## Start

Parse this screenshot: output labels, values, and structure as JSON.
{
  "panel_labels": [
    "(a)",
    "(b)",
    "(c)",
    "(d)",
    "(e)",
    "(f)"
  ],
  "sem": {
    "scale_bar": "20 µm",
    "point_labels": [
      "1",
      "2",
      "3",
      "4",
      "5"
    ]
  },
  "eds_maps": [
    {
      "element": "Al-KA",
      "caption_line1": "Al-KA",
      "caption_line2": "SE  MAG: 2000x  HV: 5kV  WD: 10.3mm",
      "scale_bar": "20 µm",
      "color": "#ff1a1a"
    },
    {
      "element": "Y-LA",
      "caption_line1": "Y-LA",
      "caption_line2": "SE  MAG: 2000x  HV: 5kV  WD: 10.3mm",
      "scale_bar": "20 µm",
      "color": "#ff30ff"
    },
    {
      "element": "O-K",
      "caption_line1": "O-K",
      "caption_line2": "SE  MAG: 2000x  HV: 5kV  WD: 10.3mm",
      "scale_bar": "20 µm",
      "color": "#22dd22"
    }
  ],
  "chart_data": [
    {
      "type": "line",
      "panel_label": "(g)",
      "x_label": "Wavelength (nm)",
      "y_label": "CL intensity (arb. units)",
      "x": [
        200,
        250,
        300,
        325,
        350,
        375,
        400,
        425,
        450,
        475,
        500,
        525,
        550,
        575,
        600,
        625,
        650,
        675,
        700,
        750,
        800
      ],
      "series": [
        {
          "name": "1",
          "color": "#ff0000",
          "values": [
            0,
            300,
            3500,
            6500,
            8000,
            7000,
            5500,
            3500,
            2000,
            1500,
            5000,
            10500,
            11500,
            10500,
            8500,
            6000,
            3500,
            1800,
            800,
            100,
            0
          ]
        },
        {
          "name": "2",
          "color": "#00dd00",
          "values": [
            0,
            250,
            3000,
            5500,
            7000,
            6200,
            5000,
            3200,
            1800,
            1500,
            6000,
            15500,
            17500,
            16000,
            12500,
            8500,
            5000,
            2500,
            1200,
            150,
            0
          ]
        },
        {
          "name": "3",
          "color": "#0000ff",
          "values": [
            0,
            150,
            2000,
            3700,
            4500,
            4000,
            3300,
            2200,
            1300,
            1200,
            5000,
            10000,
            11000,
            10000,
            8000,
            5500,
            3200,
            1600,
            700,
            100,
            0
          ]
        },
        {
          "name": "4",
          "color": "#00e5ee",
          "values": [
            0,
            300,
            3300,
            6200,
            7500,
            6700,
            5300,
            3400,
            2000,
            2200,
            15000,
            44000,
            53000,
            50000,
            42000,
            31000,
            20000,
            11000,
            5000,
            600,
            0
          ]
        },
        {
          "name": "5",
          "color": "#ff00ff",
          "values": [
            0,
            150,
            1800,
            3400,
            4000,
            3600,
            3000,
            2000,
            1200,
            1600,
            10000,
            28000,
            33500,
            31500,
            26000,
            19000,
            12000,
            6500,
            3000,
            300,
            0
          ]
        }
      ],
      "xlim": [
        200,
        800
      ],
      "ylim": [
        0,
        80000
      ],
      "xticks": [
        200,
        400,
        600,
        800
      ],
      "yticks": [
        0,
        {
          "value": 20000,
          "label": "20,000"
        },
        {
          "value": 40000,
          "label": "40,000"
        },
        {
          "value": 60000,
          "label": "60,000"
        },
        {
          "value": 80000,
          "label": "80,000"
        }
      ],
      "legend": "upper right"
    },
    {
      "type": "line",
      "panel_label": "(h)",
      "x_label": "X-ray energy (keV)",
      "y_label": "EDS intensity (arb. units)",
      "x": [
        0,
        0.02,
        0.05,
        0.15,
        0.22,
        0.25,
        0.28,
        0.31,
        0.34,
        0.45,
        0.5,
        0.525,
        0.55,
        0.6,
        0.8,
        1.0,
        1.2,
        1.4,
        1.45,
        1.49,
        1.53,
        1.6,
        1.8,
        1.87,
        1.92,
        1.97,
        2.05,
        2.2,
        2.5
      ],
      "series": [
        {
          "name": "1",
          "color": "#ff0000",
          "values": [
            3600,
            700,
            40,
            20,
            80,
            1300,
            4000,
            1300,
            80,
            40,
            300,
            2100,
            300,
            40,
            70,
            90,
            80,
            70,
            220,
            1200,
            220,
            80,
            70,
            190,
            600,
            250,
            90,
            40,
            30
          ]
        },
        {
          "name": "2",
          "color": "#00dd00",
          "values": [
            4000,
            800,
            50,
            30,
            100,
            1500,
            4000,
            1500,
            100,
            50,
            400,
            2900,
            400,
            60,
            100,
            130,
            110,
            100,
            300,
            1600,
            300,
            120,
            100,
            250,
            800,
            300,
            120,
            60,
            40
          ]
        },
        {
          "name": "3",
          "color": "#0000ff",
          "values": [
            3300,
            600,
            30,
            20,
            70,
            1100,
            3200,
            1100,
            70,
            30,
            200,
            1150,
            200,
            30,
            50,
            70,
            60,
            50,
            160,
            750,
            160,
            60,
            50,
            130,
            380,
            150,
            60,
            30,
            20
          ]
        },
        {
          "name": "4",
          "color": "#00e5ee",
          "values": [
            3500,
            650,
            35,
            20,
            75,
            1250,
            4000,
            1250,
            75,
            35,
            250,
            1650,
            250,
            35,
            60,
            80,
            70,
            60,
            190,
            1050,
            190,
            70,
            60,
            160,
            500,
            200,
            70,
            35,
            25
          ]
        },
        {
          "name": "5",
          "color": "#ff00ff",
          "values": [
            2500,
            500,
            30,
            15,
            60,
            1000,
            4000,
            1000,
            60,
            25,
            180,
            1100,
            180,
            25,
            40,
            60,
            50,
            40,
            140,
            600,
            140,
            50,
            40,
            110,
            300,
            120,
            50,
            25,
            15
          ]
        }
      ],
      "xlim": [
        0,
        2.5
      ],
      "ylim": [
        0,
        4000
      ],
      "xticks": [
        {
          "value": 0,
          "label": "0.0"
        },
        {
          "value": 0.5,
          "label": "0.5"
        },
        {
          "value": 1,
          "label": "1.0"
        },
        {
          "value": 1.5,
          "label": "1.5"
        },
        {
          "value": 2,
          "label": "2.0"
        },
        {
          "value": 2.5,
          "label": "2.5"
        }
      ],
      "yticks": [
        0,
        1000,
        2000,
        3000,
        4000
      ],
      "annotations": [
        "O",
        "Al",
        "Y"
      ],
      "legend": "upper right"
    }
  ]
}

## End

■ Exercise details
Work out how many lines of the listing above include the word "intensity". Reply with nothing but the count.

■ Complete response
2